▶ [Listed records]:
* Start *

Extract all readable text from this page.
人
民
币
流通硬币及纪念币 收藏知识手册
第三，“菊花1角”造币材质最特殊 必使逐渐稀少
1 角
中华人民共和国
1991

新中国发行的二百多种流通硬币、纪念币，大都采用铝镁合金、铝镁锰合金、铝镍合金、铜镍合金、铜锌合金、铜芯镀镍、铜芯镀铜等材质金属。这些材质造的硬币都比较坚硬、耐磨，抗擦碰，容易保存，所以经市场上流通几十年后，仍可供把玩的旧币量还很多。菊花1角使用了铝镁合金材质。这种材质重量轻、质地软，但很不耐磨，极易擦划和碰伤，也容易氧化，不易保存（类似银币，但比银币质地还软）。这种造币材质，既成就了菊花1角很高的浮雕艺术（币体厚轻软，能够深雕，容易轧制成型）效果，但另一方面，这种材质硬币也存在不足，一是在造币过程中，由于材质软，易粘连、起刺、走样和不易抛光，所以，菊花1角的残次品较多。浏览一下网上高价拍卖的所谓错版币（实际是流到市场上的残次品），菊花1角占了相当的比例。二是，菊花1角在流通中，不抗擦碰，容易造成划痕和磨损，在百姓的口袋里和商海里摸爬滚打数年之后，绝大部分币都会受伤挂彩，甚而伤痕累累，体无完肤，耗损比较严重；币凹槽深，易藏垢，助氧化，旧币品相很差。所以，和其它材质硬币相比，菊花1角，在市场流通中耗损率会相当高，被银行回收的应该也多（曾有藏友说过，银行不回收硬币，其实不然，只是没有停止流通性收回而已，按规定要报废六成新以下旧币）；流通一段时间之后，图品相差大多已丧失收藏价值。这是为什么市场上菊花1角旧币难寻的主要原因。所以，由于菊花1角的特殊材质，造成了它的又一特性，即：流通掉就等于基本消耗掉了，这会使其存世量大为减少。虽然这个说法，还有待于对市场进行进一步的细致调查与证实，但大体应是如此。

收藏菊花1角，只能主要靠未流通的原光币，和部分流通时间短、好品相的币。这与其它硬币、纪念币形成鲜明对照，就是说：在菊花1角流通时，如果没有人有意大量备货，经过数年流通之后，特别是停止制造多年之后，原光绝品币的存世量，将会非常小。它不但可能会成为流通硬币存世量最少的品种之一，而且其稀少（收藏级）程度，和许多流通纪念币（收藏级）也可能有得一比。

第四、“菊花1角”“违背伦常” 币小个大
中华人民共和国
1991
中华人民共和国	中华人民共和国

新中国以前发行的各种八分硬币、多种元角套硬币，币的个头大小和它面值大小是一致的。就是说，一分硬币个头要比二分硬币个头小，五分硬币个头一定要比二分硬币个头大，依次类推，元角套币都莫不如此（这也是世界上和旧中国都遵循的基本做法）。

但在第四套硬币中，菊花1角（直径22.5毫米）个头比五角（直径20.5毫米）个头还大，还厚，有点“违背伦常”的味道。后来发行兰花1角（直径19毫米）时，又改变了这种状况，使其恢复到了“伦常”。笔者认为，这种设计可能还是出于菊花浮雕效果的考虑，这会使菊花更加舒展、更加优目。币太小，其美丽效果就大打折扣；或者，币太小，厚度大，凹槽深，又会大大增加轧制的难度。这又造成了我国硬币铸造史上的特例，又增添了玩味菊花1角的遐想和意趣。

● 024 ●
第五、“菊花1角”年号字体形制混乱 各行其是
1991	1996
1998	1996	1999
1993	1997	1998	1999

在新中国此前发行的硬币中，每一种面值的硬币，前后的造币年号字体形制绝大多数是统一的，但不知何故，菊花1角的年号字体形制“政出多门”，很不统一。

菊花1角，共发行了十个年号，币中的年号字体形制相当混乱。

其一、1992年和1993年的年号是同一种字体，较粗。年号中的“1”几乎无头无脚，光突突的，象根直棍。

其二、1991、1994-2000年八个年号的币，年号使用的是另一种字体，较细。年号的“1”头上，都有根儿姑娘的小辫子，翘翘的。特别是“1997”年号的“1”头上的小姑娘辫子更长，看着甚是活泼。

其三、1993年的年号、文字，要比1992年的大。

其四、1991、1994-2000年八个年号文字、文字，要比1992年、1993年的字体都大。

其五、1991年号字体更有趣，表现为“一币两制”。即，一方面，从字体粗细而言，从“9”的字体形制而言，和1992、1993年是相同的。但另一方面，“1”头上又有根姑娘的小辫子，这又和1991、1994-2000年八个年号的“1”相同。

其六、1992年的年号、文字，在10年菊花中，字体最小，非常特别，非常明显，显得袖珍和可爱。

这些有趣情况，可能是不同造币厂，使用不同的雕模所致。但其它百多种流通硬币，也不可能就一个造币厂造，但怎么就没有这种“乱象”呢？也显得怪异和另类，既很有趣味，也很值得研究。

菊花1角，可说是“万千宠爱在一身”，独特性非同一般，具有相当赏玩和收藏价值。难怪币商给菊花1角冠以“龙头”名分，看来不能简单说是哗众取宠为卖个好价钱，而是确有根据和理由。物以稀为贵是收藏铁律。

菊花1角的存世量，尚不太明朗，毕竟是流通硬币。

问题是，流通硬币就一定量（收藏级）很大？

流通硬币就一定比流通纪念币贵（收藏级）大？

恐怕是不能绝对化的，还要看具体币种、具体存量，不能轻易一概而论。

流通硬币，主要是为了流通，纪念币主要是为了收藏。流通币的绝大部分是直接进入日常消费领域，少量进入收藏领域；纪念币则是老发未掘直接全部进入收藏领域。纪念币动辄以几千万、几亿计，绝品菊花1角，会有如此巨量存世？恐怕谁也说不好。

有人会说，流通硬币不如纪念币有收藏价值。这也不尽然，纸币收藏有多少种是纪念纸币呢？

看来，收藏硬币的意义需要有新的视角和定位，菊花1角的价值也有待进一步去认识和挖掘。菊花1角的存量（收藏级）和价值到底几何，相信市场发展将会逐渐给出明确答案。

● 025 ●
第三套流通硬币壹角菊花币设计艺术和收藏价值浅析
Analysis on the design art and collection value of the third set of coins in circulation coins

* End *

▶ [To be done]:
Gather up the lines that contain the word "违背伦常".

▶ [Answer to this problem]:
第四、“菊花1角”“违背伦常” 币小个大
但在第四套硬币中，菊花1角（直径22.5毫米）个头比五角（直径20.5毫米）个头还大，还厚，有点“违背伦常”的味道。后来发行兰花1角（直径19毫米）时，又改变了这种状况，使其恢复到了“伦常”。笔者认为，这种设计可能还是出于菊花浮雕效果的考虑，这会使菊花更加舒展、更加优目。币太小，其美丽效果就大打折扣；或者，币太小，厚度大，凹槽深，又会大大增加轧制的难度。这又造成了我国硬币铸造史上的特例，又增添了玩味菊花1角的遐想和意趣。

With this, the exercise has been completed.